**Exercise brief**
Copy the records below, from the line containing "Extract all readable text from this page." through the last line; leave out pictures.

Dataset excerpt
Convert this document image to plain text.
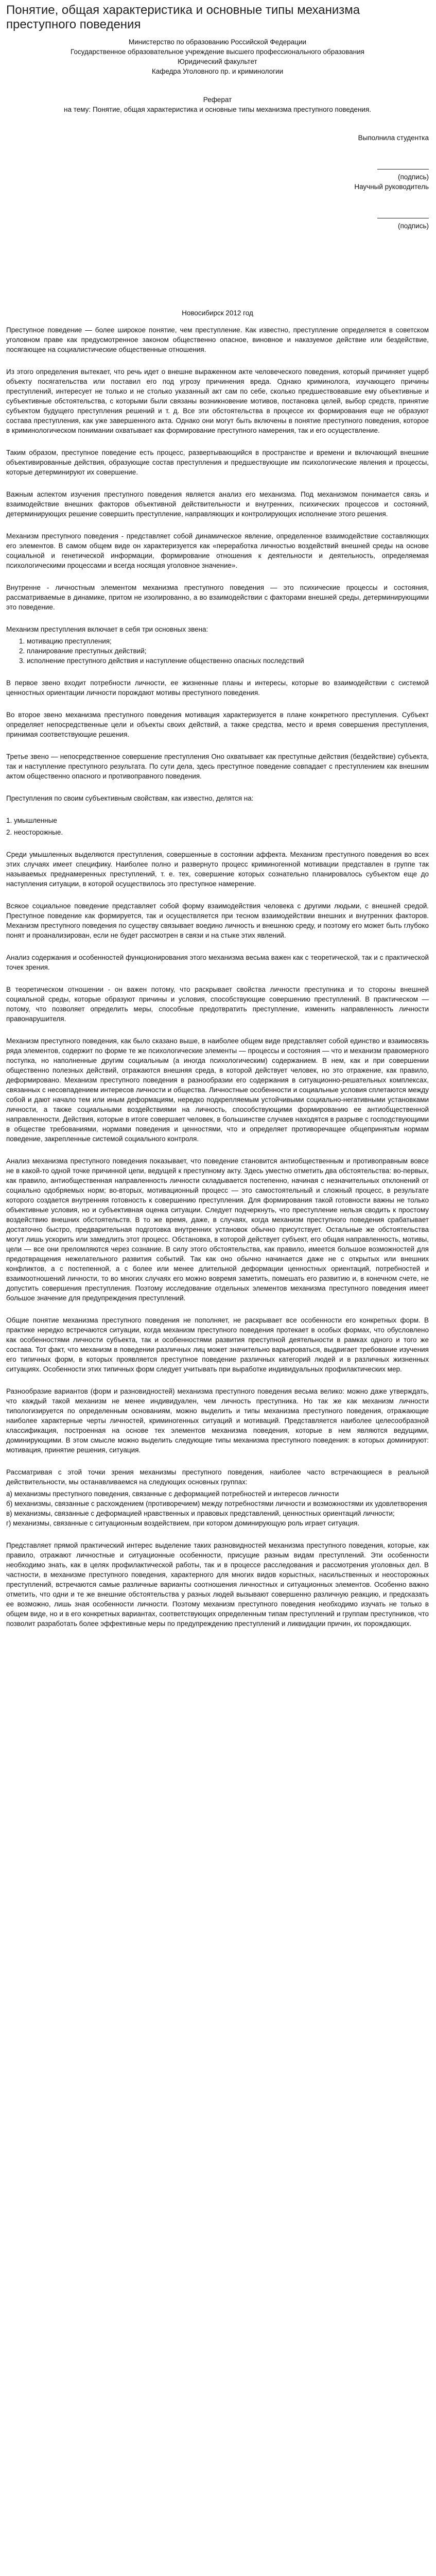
Понятие, общая характеристика и основные типы механизма преступного поведения
Министерство по образованию Российской Федерации
Государственное образовательное учреждение высшего профессионального образования
Юридический факультет
Кафедра Уголовного пр. и криминологии
Реферат
на тему: Понятие, общая характеристика и основные типы механизма преступного поведения.
Выполнила студентка
(подпись)
Научный руководитель
(подпись)
Новосибирск 2012 год

Преступное поведение — более широкое понятие, чем преступление. Как известно, преступление определяется в советском уголовном праве как предусмотренное законом общественно опасное, виновное и наказуемое действие или бездействие, посягающее на социалистические общественные отношения.

Из этого определения вытекает, что речь идет о внешне выраженном акте человеческого поведения, который причиняет ущерб объекту посягательства или поставил его под угрозу причинения вреда. Однако криминолога, изучающего причины преступлений, интересует не только и не столько указанный акт сам по себе, сколько предшествовавшие ему объективные и субъективные обстоятельства, с которыми были связаны возникновение мотивов, постановка целей, выбор средств, принятие субъектом будущего преступления решений и т. д. Все эти обстоятельства в процессе их формирования еще не образуют состава преступления, как уже завершенного акта. Однако они могут быть включены в понятие преступного поведения, которое в криминологическом понимании охватывает как формирование преступного намерения, так и его осуществление.

Таким образом, преступное поведение есть процесс, развертывающийся в пространстве и времени и включающий внешние объективированные действия, образующие состав преступления и предшествующие им психологические явления и процессы, которые детерминируют их совершение.

Важным аспектом изучения преступного поведения является анализ его механизма. Под механизмом понимается связь и взаимодействие внешних факторов объективной действительности и внутренних, психических процессов и состояний, детерминирующих решение совершить преступление, направляющих и контролирующих исполнение этого решения.

Механизм преступного поведения - представляет собой динамическое явление, определенное взаимодействие составляющих его элементов. В самом общем виде он характеризуется как «переработка личностью воздействий внешней среды на основе социальной и генетической информации, формирование отношения к деятельности и деятельность, определяемая психологическими процессами и всегда носящая уголовное значение».

Внутренне - личностным элементом механизма преступного поведения — это психические процессы и состояния, рассматриваемые в динамике, притом не изолированно, а во взаимодействии с факторами внешней среды, детерминирующими это поведение.

Механизм преступления включает в себя три основных звена:

1. мотивацию преступления;
2. планирование преступных действий;
3. исполнение преступного действия и наступление общественно опасных последствий

В первое звено входит потребности личности, ее жизненные планы и интересы, которые во взаимодействии с системой ценностных ориентации личности порождают мотивы преступного поведения.

Во второе звено механизма преступного поведения мотивация характеризуется в плане конкретного преступления. Субъект определяет непосредственные цели и объекты своих действий, а также средства, место и время совершения преступления, принимая соответствующие решения.

Третье звено — непосредственное совершение преступления Оно охватывает как преступные действия (бездействие) субъекта, так и наступление преступного результата. По сути дела, здесь преступное поведение совпадает с преступлением как внешним актом общественно опасного и противоправного поведения.

Преступления по своим субъективным свойствам, как известно, делятся на:

1. умышленные

2. неосторожные.

Среди умышленных выделяются преступления, совершенные в состоянии аффекта. Механизм преступного поведения во всех этих случаях имеет специфику. Наиболее полно и развернуто процесс криминогенной мотивации представлен в группе так называемых преднамеренных преступлений, т. е. тех, совершение которых сознательно планировалось субъектом еще до наступления ситуации, в которой осуществилось это преступное намерение.

Всякое социальное поведение представляет собой форму взаимодействия человека с другими людьми, с внешней средой. Преступное поведение как формируется, так и осуществляется при тесном взаимодействии внешних и внутренних факторов. Механизм преступного поведения по существу связывает воедино личность и внешнюю среду, и поэтому его может быть глубоко понят и проанализирован, если не будет рассмотрен в связи и на стыке этих явлений.

Анализ содержания и особенностей функционирования этого механизма весьма важен как с теоретической, так и с практической точек зрения.

В теоретическом отношении - он важен потому, что раскрывает свойства личности преступника и то стороны внешней социальной среды, которые образуют причины и условия, способствующие совершению преступлений. В практическом — потому, что позволяет определить меры, способные предотвратить преступление, изменить направленность личности правонарушителя.

Механизм преступного поведения, как было сказано выше, в наиболее общем виде представляет собой единство и взаимосвязь ряда элементов, содержит по форме те же психологические элементы — процессы и состояния — что и механизм правомерного поступка, но наполненные другим социальным (а иногда психологическим) содержанием. В нем, как и при совершении общественно полезных действий, отражаются внешняя среда, в которой действует человек, но это отражение, как правило, деформировано. Механизм преступного поведения в разнообразии его содержания в ситуационно-решательных комплексах, связанных с несовпадением интересов личности и общества. Личностные особенности и социальные условия сплетаются между собой и дают начало тем или иным деформациям, нередко подкрепляемым устойчивыми социально-негативными установками личности, а также социальными воздействиями на личность, способствующими формированию ее антиобщественной направленности. Действия, которые в итоге совершает человек, в большинстве случаев находятся в разрыве с господствующими в обществе требованиями, нормами поведения и ценностями, что и определяет противоречащее общепринятым нормам поведение, закрепленные системой социального контроля.

Анализ механизма преступного поведения показывает, что поведение становится антиобщественным и противоправным вовсе не в какой-то одной точке причинной цепи, ведущей к преступному акту. Здесь уместно отметить два обстоятельства: во-первых, как правило, антиобщественная направленность личности складывается постепенно, начиная с незначительных отклонений от социально одобряемых норм; во-вторых, мотивационный процесс — это самостоятельный и сложный процесс, в результате которого создается внутренняя готовность к совершению преступления. Для формирования такой готовности важны не только объективные условия, но и субъективная оценка ситуации. Следует подчеркнуть, что преступление нельзя сводить к простому воздействию внешних обстоятельств. В то же время, даже, в случаях, когда механизм преступного поведения срабатывает достаточно быстро, предварительная подготовка внутренних установок обычно присутствует. Остальные же обстоятельства могут лишь ускорить или замедлить этот процесс. Обстановка, в которой действует субъект, его общая направленность, мотивы, цели — все они преломляются через сознание. В силу этого обстоятельства, как правило, имеется большое возможностей для предотвращения нежелательного развития событий. Так как оно обычно начинается даже не с открытых или внешних конфликтов, а с постепенной, а с более или менее длительной деформации ценностных ориентаций, потребностей и взаимоотношений личности, то во многих случаях его можно вовремя заметить, помешать его развитию и, в конечном счете, не допустить совершения преступления. Поэтому исследование отдельных элементов механизма преступного поведения имеет большое значение для предупреждения преступлений.

Общие понятие механизма преступного поведения не пополняет, не раскрывает все особенности его конкретных форм. В практике нередко встречаются ситуации, когда механизм преступного поведения протекает в особых формах, что обусловлено как особенностями личности субъекта, так и особенностями развития преступной деятельности в рамках одного и того же состава. Тот факт, что механизм в поведении различных лиц может значительно варьироваться, выдвигает требование изучения его типичных форм, в которых проявляется преступное поведение различных категорий людей и в различных жизненных ситуациях. Особенности этих типичных форм следует учитывать при выработке индивидуальных профилактических мер.

Разнообразие вариантов (форм и разновидностей) механизма преступного поведения весьма велико: можно даже утверждать, что каждый такой механизм не менее индивидуален, чем личность преступника. Но так же как механизм личности типологизируется по определенным основаниям, можно выделить и типы механизма преступного поведения, отражающие наиболее характерные черты личностей, криминогенных ситуаций и мотиваций. Представляется наиболее целесообразной классификация, построенная на основе тех элементов механизма поведения, которые в нем являются ведущими, доминирующими. В этом смысле можно выделить следующие типы механизма преступного поведения: в которых доминируют: мотивация, принятие решения, ситуация.

Рассматривая с этой точки зрения механизмы преступного поведения, наиболее часто встречающиеся в реальной действительности, мы останавливаемся на следующих основных группах:

а) механизмы преступного поведения, связанные с деформацией потребностей и интересов личности
б) механизмы, связанные с расхождением (противоречием) между потребностями личности и возможностями их удовлетворения
в) механизмы, связанные с деформацией нравственных и правовых представлений, ценностных ориентаций личности;
г) механизмы, связанные с ситуационным воздействием, при котором доминирующую роль играет ситуация.

Представляет прямой практический интерес выделение таких разновидностей механизма преступного поведения, которые, как правило, отражают личностные и ситуационные особенности, присущие разным видам преступлений. Эти особенности необходимо знать, как в целях профилактической работы, так и в процессе расследования и рассмотрения уголовных дел. В частности, в механизме преступного поведения, характерного для многих видов корыстных, насильственных и неосторожных преступлений, встречаются самые различные варианты соотношения личностных и ситуационных элементов. Особенно важно отметить, что одни и те же внешние обстоятельства у разных людей вызывают совершенно различную реакцию, и предсказать ее возможно, лишь зная особенности личности. Поэтому механизм преступного поведения необходимо изучать не только в общем виде, но и в его конкретных вариантах, соответствующих определенным типам преступлений и группам преступников, что позволит разработать более эффективные меры по предупреждению преступлений и ликвидации причин, их порождающих.
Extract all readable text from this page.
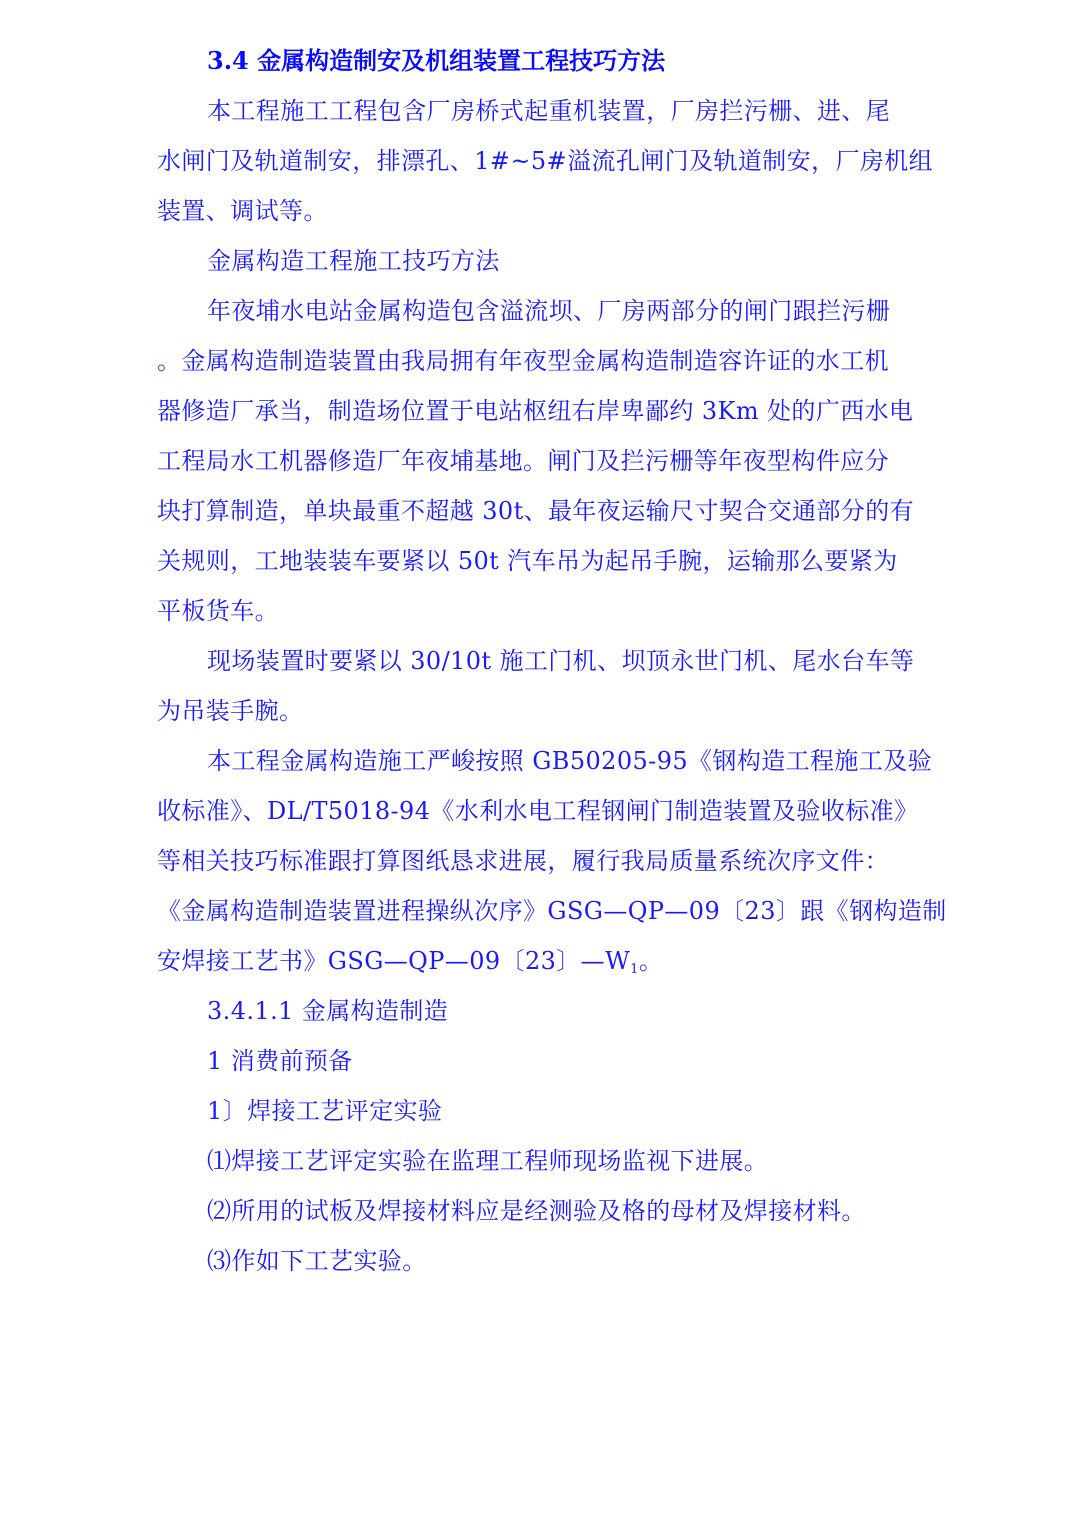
3.4 金属构造制安及机组装置工程技巧方法
本工程施工工程包含厂房桥式起重机装置，厂房拦污栅、进、尾
水闸门及轨道制安，排漂孔、1#~5#溢流孔闸门及轨道制安，厂房机组
装置、调试等。
金属构造工程施工技巧方法
年夜埔水电站金属构造包含溢流坝、厂房两部分的闸门跟拦污栅
。金属构造制造装置由我局拥有年夜型金属构造制造容许证的水工机
器修造厂承当，制造场位置于电站枢纽右岸卑鄙约 3Km 处的广西水电
工程局水工机器修造厂年夜埔基地。闸门及拦污栅等年夜型构件应分
块打算制造，单块最重不超越 30t、最年夜运输尺寸契合交通部分的有
关规则，工地装装车要紧以 50t 汽车吊为起吊手腕，运输那么要紧为
平板货车。
现场装置时要紧以 30/10t 施工门机、坝顶永世门机、尾水台车等
为吊装手腕。
本工程金属构造施工严峻按照 GB50205-95《钢构造工程施工及验
收标准》、DL/T5018-94《水利水电工程钢闸门制造装置及验收标准》
等相关技巧标准跟打算图纸恳求进展，履行我局质量系统次序文件：
《金属构造制造装置进程操纵次序》GSG—QP—09〔23〕跟《钢构造制
安焊接工艺书》GSG—QP—09〔23〕$—W_1$。
3.4.1.1 金属构造制造
1 消费前预备
1〕焊接工艺评定实验
⑴焊接工艺评定实验在监理工程师现场监视下进展。
⑵所用的试板及焊接材料应是经测验及格的母材及焊接材料。
⑶作如下工艺实验。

**Result of the exercise**
Extract all readable text from this page.
3.4 金属构造制安及机组装置工程技巧方法
本工程施工工程包含厂房桥式起重机装置，厂房拦污栅、进、尾
水闸门及轨道制安，排漂孔、1#~5#溢流孔闸门及轨道制安，厂房机组
装置、调试等。
金属构造工程施工技巧方法
年夜埔水电站金属构造包含溢流坝、厂房两部分的闸门跟拦污栅
。金属构造制造装置由我局拥有年夜型金属构造制造容许证的水工机
器修造厂承当，制造场位置于电站枢纽右岸卑鄙约 3Km 处的广西水电
工程局水工机器修造厂年夜埔基地。闸门及拦污栅等年夜型构件应分
块打算制造，单块最重不超越 30t、最年夜运输尺寸契合交通部分的有
关规则，工地装装车要紧以 50t 汽车吊为起吊手腕，运输那么要紧为
平板货车。
现场装置时要紧以 30/10t 施工门机、坝顶永世门机、尾水台车等
为吊装手腕。
本工程金属构造施工严峻按照 GB50205-95《钢构造工程施工及验
收标准》、DL/T5018-94《水利水电工程钢闸门制造装置及验收标准》
等相关技巧标准跟打算图纸恳求进展，履行我局质量系统次序文件：
《金属构造制造装置进程操纵次序》GSG—QP—09〔23〕跟《钢构造制
安焊接工艺书》GSG—QP—09〔23〕$—W_1$。
3.4.1.1 金属构造制造
1 消费前预备
1〕焊接工艺评定实验
⑴焊接工艺评定实验在监理工程师现场监视下进展。
⑵所用的试板及焊接材料应是经测验及格的母材及焊接材料。
⑶作如下工艺实验。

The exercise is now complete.